====== Extracted entries ======

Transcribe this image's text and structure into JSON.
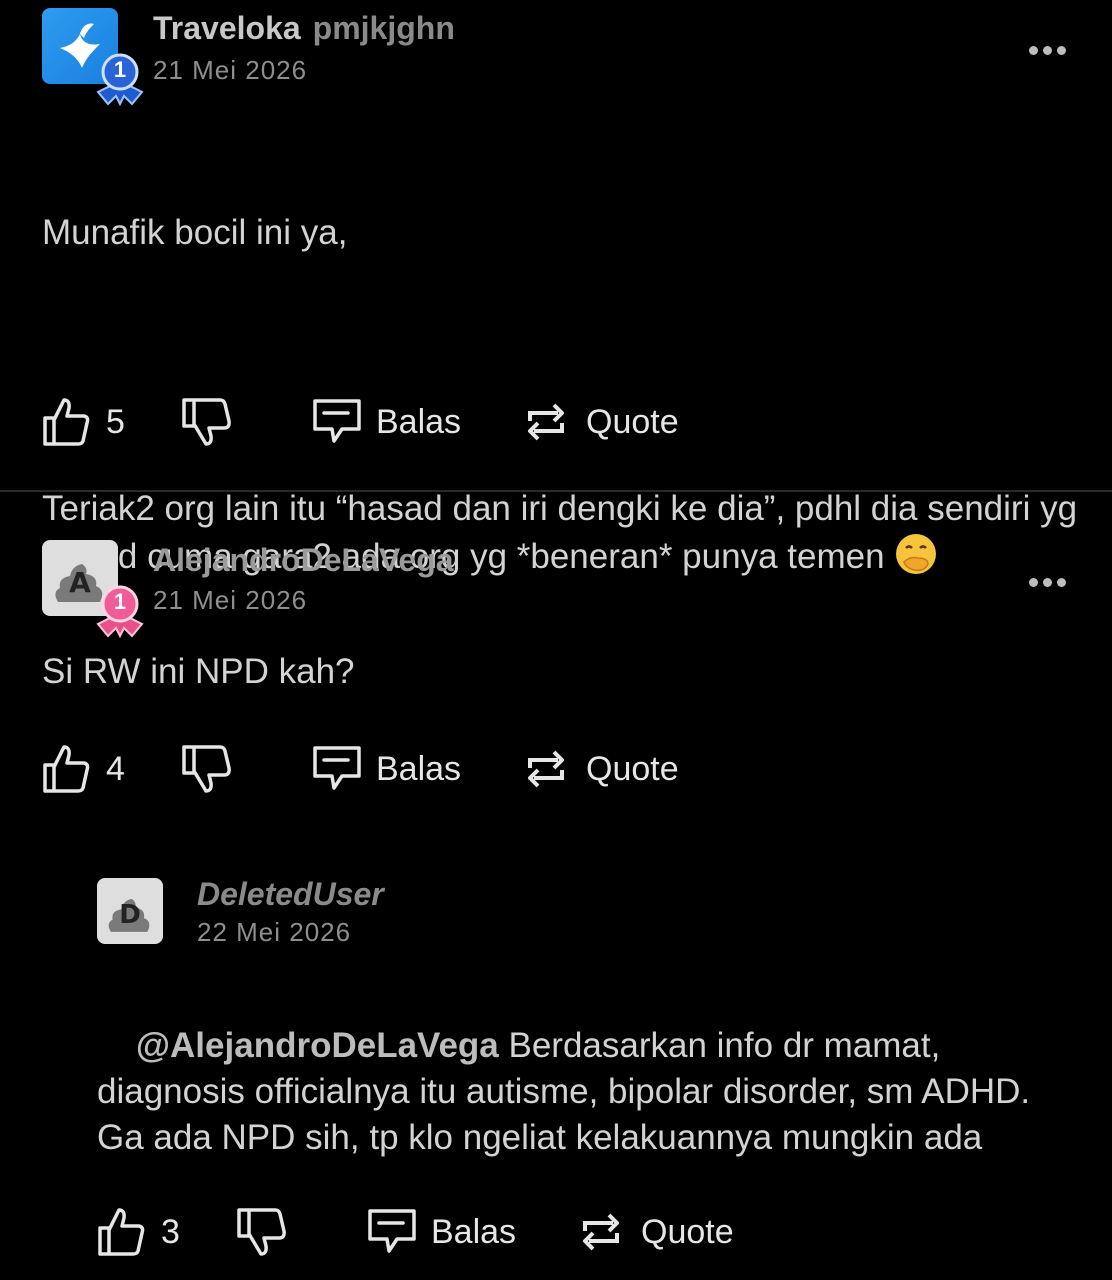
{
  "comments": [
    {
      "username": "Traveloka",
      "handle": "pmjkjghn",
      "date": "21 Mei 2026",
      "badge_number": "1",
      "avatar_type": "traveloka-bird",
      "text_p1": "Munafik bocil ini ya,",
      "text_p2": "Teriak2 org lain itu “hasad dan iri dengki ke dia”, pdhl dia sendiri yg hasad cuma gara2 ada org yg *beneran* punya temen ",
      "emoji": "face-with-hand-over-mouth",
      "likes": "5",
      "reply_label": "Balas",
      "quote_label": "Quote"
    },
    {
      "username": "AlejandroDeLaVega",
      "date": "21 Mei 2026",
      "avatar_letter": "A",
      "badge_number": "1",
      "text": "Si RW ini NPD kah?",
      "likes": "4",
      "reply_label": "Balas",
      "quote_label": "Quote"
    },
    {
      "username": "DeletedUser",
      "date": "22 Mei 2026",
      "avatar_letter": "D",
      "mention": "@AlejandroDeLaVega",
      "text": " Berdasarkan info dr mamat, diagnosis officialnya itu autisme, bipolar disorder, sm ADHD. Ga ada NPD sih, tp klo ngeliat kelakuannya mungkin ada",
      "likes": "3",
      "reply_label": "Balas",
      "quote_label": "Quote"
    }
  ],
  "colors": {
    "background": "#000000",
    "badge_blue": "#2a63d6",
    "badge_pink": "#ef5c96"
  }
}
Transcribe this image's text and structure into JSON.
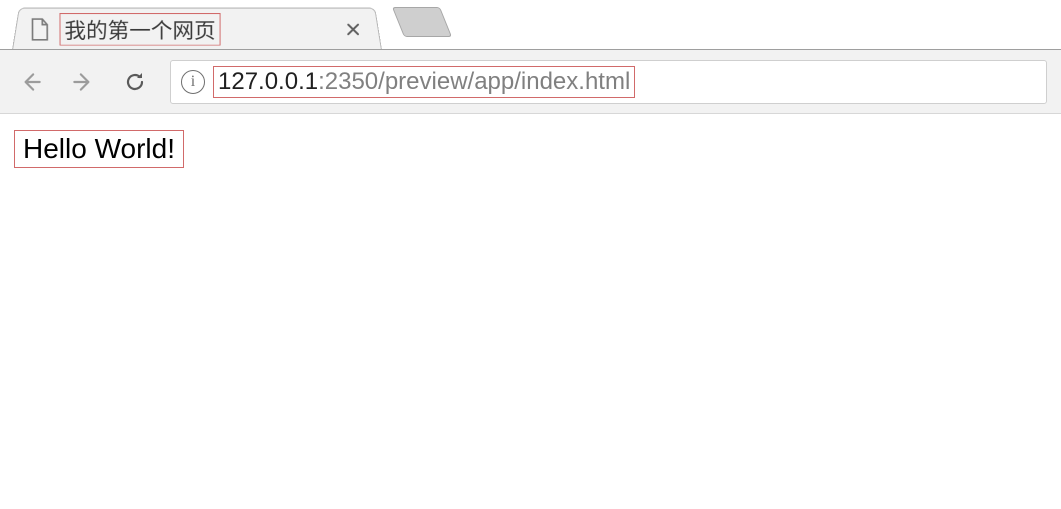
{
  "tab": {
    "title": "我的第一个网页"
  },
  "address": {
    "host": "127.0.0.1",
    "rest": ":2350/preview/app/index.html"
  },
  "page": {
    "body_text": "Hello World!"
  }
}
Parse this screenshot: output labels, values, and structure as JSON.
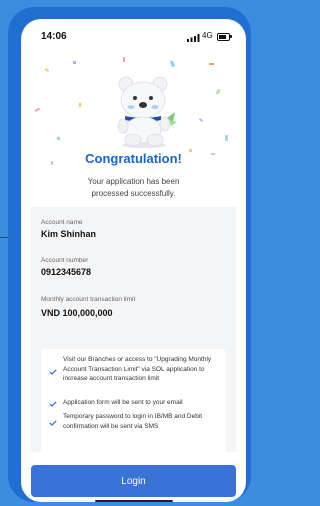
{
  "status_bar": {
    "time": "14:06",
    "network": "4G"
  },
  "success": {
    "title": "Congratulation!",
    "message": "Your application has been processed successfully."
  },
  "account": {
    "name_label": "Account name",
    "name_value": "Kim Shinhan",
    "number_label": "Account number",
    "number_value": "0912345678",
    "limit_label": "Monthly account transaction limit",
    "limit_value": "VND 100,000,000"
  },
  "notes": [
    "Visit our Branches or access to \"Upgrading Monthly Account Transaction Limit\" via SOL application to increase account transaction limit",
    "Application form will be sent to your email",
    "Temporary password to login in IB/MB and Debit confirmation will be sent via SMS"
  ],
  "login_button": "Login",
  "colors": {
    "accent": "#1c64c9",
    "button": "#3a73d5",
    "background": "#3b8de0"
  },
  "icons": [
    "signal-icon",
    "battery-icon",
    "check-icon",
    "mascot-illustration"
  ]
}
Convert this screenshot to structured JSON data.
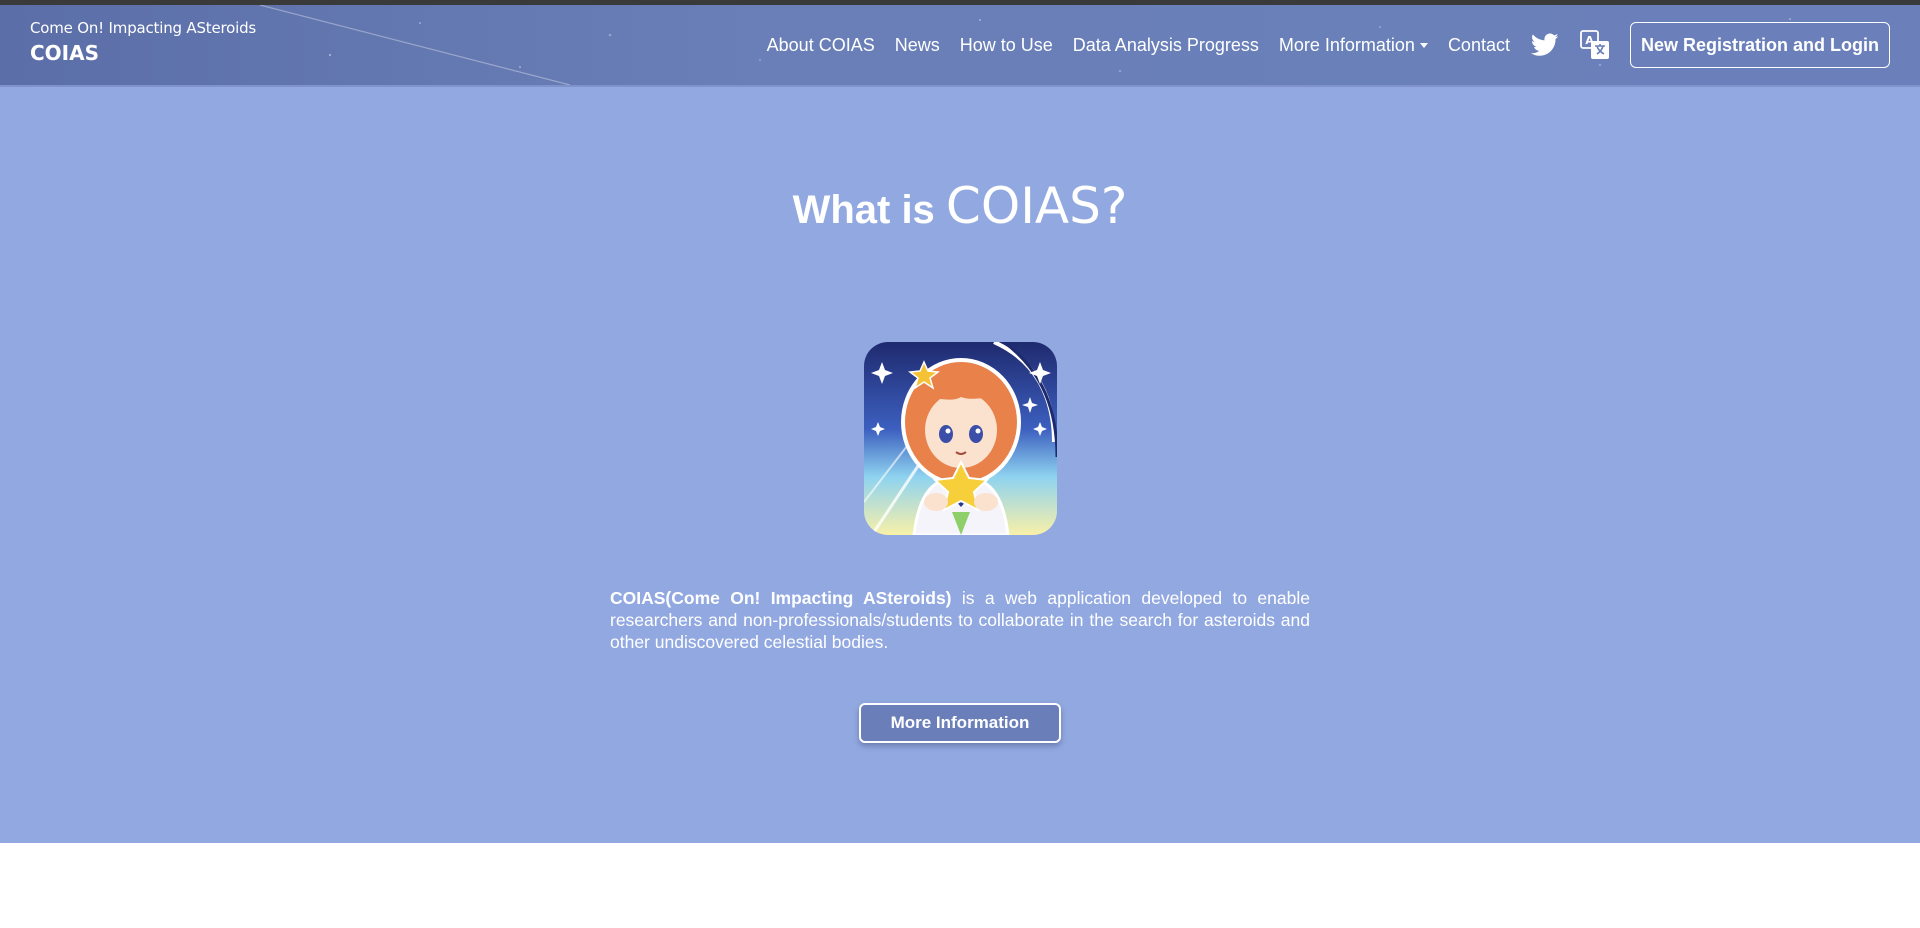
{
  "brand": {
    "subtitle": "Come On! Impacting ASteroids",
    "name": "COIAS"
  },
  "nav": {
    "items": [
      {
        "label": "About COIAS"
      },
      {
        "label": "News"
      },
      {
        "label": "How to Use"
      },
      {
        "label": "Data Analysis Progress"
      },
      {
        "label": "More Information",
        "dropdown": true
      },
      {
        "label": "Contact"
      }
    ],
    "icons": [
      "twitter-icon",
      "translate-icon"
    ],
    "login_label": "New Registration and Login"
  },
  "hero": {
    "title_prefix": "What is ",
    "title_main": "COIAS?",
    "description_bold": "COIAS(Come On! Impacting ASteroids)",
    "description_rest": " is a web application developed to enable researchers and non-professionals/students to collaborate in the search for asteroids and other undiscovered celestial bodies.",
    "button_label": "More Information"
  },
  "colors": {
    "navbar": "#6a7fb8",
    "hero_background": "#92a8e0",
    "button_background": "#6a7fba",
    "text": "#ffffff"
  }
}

======

» Your instructions: Track down every line of the material containing the string "sent", and copy it.

» Exercise answer:
    "Application form will be sent to your email",
    "Temporary password to login in IB/MB and Debit confirmation will be sent via SMS"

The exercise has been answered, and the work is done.